----- Dataset

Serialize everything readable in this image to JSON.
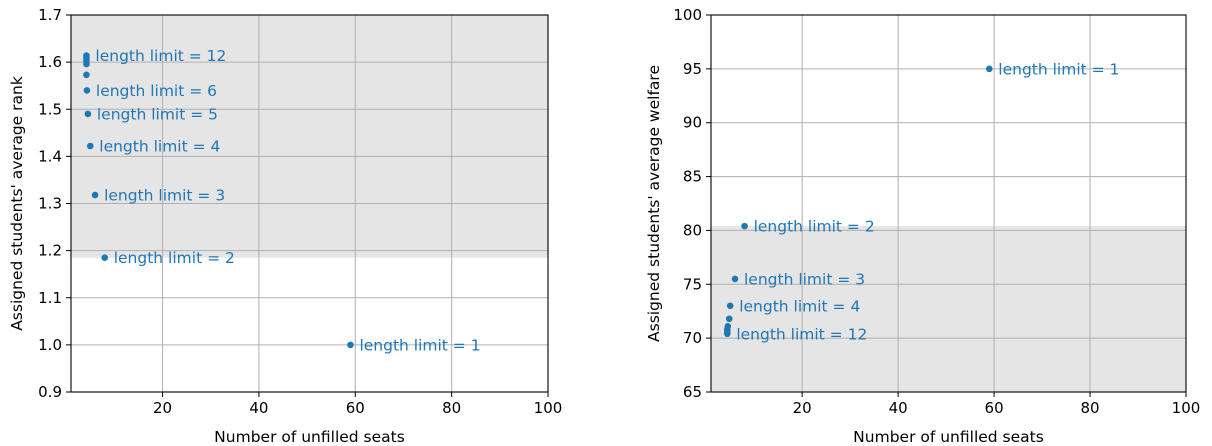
{
  "chart_data": [
    {
      "type": "scatter",
      "xlabel": "Number of unfilled seats",
      "ylabel": "Assigned students' average rank",
      "xlim": [
        1,
        100
      ],
      "ylim": [
        0.9,
        1.7
      ],
      "x_ticks": [
        20,
        40,
        60,
        80,
        100
      ],
      "y_ticks": [
        0.9,
        1.0,
        1.1,
        1.2,
        1.3,
        1.4,
        1.5,
        1.6,
        1.7
      ],
      "y_tick_decimals": 1,
      "grid": true,
      "shaded_region": {
        "y_from": 1.185,
        "y_to": 1.7,
        "color": "#e5e5e5"
      },
      "point_color": "#1f77b4",
      "points": [
        {
          "x": 59,
          "y": 1.0,
          "label": "length limit = 1"
        },
        {
          "x": 8,
          "y": 1.185,
          "label": "length limit = 2"
        },
        {
          "x": 6,
          "y": 1.318,
          "label": "length limit = 3"
        },
        {
          "x": 5,
          "y": 1.422,
          "label": "length limit = 4"
        },
        {
          "x": 4.5,
          "y": 1.49,
          "label": "length limit = 5"
        },
        {
          "x": 4.3,
          "y": 1.54,
          "label": "length limit = 6"
        },
        {
          "x": 4.2,
          "y": 1.573,
          "label": ""
        },
        {
          "x": 4.2,
          "y": 1.596,
          "label": ""
        },
        {
          "x": 4.2,
          "y": 1.603,
          "label": ""
        },
        {
          "x": 4.2,
          "y": 1.609,
          "label": ""
        },
        {
          "x": 4.2,
          "y": 1.614,
          "label": "length limit = 12"
        }
      ]
    },
    {
      "type": "scatter",
      "xlabel": "Number of unfilled seats",
      "ylabel": "Assigned students' average welfare",
      "xlim": [
        1,
        100
      ],
      "ylim": [
        65,
        100
      ],
      "x_ticks": [
        20,
        40,
        60,
        80,
        100
      ],
      "y_ticks": [
        65,
        70,
        75,
        80,
        85,
        90,
        95,
        100
      ],
      "y_tick_decimals": 0,
      "grid": true,
      "shaded_region": {
        "y_from": 65,
        "y_to": 80.4,
        "color": "#e5e5e5"
      },
      "point_color": "#1f77b4",
      "points": [
        {
          "x": 59,
          "y": 95.0,
          "label": "length limit = 1"
        },
        {
          "x": 8,
          "y": 80.4,
          "label": "length limit = 2"
        },
        {
          "x": 6,
          "y": 75.5,
          "label": "length limit = 3"
        },
        {
          "x": 5,
          "y": 73.0,
          "label": "length limit = 4"
        },
        {
          "x": 4.8,
          "y": 71.8,
          "label": ""
        },
        {
          "x": 4.5,
          "y": 71.1,
          "label": ""
        },
        {
          "x": 4.4,
          "y": 70.8,
          "label": ""
        },
        {
          "x": 4.4,
          "y": 70.6,
          "label": ""
        },
        {
          "x": 4.4,
          "y": 70.4,
          "label": "length limit = 12"
        }
      ]
    }
  ]
}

----------

Problem statement:
Pictures are to be left out; all else in the entries above is to be quoted exactly.

Exercise solution:
Serialize everything readable in this image to JSON.
{
  "chart_data": [
    {
      "type": "scatter",
      "xlabel": "Number of unfilled seats",
      "ylabel": "Assigned students' average rank",
      "xlim": [
        1,
        100
      ],
      "ylim": [
        0.9,
        1.7
      ],
      "x_ticks": [
        20,
        40,
        60,
        80,
        100
      ],
      "y_ticks": [
        0.9,
        1.0,
        1.1,
        1.2,
        1.3,
        1.4,
        1.5,
        1.6,
        1.7
      ],
      "y_tick_decimals": 1,
      "grid": true,
      "shaded_region": {
        "y_from": 1.185,
        "y_to": 1.7,
        "color": "#e5e5e5"
      },
      "point_color": "#1f77b4",
      "points": [
        {
          "x": 59,
          "y": 1.0,
          "label": "length limit = 1"
        },
        {
          "x": 8,
          "y": 1.185,
          "label": "length limit = 2"
        },
        {
          "x": 6,
          "y": 1.318,
          "label": "length limit = 3"
        },
        {
          "x": 5,
          "y": 1.422,
          "label": "length limit = 4"
        },
        {
          "x": 4.5,
          "y": 1.49,
          "label": "length limit = 5"
        },
        {
          "x": 4.3,
          "y": 1.54,
          "label": "length limit = 6"
        },
        {
          "x": 4.2,
          "y": 1.573,
          "label": ""
        },
        {
          "x": 4.2,
          "y": 1.596,
          "label": ""
        },
        {
          "x": 4.2,
          "y": 1.603,
          "label": ""
        },
        {
          "x": 4.2,
          "y": 1.609,
          "label": ""
        },
        {
          "x": 4.2,
          "y": 1.614,
          "label": "length limit = 12"
        }
      ]
    },
    {
      "type": "scatter",
      "xlabel": "Number of unfilled seats",
      "ylabel": "Assigned students' average welfare",
      "xlim": [
        1,
        100
      ],
      "ylim": [
        65,
        100
      ],
      "x_ticks": [
        20,
        40,
        60,
        80,
        100
      ],
      "y_ticks": [
        65,
        70,
        75,
        80,
        85,
        90,
        95,
        100
      ],
      "y_tick_decimals": 0,
      "grid": true,
      "shaded_region": {
        "y_from": 65,
        "y_to": 80.4,
        "color": "#e5e5e5"
      },
      "point_color": "#1f77b4",
      "points": [
        {
          "x": 59,
          "y": 95.0,
          "label": "length limit = 1"
        },
        {
          "x": 8,
          "y": 80.4,
          "label": "length limit = 2"
        },
        {
          "x": 6,
          "y": 75.5,
          "label": "length limit = 3"
        },
        {
          "x": 5,
          "y": 73.0,
          "label": "length limit = 4"
        },
        {
          "x": 4.8,
          "y": 71.8,
          "label": ""
        },
        {
          "x": 4.5,
          "y": 71.1,
          "label": ""
        },
        {
          "x": 4.4,
          "y": 70.8,
          "label": ""
        },
        {
          "x": 4.4,
          "y": 70.6,
          "label": ""
        },
        {
          "x": 4.4,
          "y": 70.4,
          "label": "length limit = 12"
        }
      ]
    }
  ]
}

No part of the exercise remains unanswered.